▸ **TASKS AND EXERCISES**:
1. Rewrite the stretch from "2017 Chinese drama" through "the ratings chart." in the text on The Fox's Summer, replacing "drama" with "series".
2. How would the text on The Fox's Summer go on? Write the next part, picking up after its final sentence.
:: EXCERPT PROVIDED
- Also known as: Fox Falls in Love
- Genre: Romantic comedy
- Based on: When the President Falls in Love by Shen Cangmei
- Written by: Shen Cangmei You Er
- Directed by: Yu Zhongzhong
- Starring: Jiang Chao Tan Songyun
- Opening theme: together
- Country of origin: China
- Original language: Mandarin
- No. of seasons: 2
- No. of episodes: 44

Production
- Producers: He Houze Nina
- Production companies: Penguin Pictures Vision Power Kangxi Media Perfect World Pictures Yongzhou Pictures Corp

Original release
- Network: Tencent
- Release: 5 April 2017

= The Fox's Summer =

2017 Chinese drama

The Fox's Summer (狐狸的夏天) is a 2017 Chinese television drama based on the online novel titled When the President Falls in Love (当总裁恋爱时) by Shen Cangmei. The drama received praise for its witty dialogue and unique storyline, and ranked atop the ratings chart.

==Synopsis==
Gu Chengze, the adopted son of the Gu family, is the CEO of Gu Mall Corporation. Mrs. Gu wishes for her biological grandson, Gu Jinyu, to take over the company, and Chengze is tasked with guiding the rightful heir towards becoming a respectable businessman. During this time, he meets fashion designer Li Yanshu and discovers that she is Jinyu's ex-girlfriend. He decides to hire her on board to motivate Jinyu, who still harbors feelings for Yanshu. The plan works and Jinyu decides to join the company to pursue her. When Mrs. Gu finds out about Jinyu's feelings for Yanshu, she is livid and tells Chengze to separate them. This creates an opportunity for Chengze and Yanshu to get closer to each other, and they fall in love. With the help of Yanshu, Chengze overcomes many difficult situations. Jinyu, after undergoing life-changing experiences, also matures and successfully takes over the company and finds real love.
::::
:: RECORDED INFORMATION
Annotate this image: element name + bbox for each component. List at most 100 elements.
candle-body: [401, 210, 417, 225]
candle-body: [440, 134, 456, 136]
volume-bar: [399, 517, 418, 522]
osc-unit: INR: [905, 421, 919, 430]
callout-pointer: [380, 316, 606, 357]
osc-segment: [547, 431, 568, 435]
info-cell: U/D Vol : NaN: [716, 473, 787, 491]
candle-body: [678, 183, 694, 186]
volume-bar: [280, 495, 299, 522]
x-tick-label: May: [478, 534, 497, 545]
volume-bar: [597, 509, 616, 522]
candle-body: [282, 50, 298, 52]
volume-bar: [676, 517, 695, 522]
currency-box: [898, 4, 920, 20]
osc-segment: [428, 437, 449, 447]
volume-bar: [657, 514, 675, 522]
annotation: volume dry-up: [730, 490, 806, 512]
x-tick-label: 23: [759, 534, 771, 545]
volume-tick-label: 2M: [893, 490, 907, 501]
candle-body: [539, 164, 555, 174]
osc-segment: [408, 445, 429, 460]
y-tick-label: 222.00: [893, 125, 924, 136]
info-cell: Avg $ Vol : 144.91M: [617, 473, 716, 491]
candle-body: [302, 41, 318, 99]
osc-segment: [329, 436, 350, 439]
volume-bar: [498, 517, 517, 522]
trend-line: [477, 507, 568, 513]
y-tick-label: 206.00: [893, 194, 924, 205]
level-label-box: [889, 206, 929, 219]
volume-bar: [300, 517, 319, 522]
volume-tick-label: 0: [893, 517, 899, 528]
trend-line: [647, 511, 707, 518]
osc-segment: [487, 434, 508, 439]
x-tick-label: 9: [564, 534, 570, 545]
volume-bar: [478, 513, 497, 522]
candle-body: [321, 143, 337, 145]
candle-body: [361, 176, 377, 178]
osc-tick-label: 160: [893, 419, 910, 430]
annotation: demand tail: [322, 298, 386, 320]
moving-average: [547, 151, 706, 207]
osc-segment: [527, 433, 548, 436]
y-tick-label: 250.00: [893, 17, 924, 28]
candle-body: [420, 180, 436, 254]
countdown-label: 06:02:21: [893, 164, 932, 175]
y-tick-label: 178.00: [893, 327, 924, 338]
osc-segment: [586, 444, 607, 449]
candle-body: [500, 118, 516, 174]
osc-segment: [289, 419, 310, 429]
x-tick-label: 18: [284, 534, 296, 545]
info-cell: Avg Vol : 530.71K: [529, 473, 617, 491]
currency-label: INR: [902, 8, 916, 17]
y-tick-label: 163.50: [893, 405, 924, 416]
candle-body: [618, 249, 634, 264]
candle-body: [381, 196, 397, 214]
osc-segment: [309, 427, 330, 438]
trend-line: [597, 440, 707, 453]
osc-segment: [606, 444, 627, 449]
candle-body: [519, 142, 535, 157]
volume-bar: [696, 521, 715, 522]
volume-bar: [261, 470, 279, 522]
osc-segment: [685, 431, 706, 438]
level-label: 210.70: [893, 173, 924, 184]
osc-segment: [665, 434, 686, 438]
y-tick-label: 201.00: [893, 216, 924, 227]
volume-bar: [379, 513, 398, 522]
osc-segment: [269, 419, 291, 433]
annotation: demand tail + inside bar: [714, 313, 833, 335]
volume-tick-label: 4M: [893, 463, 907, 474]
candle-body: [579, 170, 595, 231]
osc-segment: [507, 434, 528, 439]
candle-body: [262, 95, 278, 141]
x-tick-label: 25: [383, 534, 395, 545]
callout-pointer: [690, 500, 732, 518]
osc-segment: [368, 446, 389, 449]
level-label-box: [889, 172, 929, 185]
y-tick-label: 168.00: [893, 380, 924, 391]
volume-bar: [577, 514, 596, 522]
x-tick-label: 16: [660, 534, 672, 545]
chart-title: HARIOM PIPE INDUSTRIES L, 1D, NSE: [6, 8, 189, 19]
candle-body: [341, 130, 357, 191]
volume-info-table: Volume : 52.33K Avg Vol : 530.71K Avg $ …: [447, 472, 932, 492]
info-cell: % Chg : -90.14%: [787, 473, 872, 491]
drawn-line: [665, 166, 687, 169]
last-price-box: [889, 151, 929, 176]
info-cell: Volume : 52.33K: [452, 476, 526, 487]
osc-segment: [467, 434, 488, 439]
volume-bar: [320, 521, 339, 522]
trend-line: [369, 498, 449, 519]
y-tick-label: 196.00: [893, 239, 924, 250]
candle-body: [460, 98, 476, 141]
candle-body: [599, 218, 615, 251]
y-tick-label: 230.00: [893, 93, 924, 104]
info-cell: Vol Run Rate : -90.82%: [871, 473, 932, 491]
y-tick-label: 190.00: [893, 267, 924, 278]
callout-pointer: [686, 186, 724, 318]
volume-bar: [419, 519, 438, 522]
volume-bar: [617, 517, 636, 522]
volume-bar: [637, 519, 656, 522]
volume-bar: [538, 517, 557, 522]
::::
▸ **RESPONSES BY TASK**:
1.
2017 Chinese series

The Fox's Summer (狐狸的夏天) is a 2017 Chinese television series based on the online novel titled When the President Falls in Love (当总裁恋爱时) by Shen Cangmei. The series received praise for its witty dialogue and unique storyline, and ranked atop the ratings chart.

2.
==Broadcast==

| Season | Premiere date | Episode count |
|---|---|---|
| Season 1 | 5 April 2017 | 21 |
| Season 2 | 4 May 2017 | 23 |
| Season 3 | TBA | TBA |

==Cast==
- Jiang Chao as Gu Chengze (The Rabbit), CEO of a company who is a human lie detector and has obsessive–compulsive disorder.
- Tan Songyun as Li Yanshu (The Fox), a fashion designer and pathological liar. She is independent and adapts well to any situations.
- Daniel Zhang Xin as Gu Jinyu, an easygoing and flamboyant man who does not take work seriously. He only loves his first girlfriend, Yanshu.
- Wang Yanzhi as Han Junyao, the self-centered heiress of Han Corporation who has liked to pick on Yanshu since their high school days.
- Dong Hui as Mrs. Gu
- Ji Xiaobing as Gao Yang
- Zui Ju as Qiao Na

==Production==
Kim Tae-hwan was originally cast as the male lead, but was replaced by Jiang Chao due to China's ban on Korean-Chinese co-production and celebrities.

== Soundtrack ==

The Fox's Summer – Original Television Soundtrack (【狐狸的夏天】电视剧原声音乐大碟)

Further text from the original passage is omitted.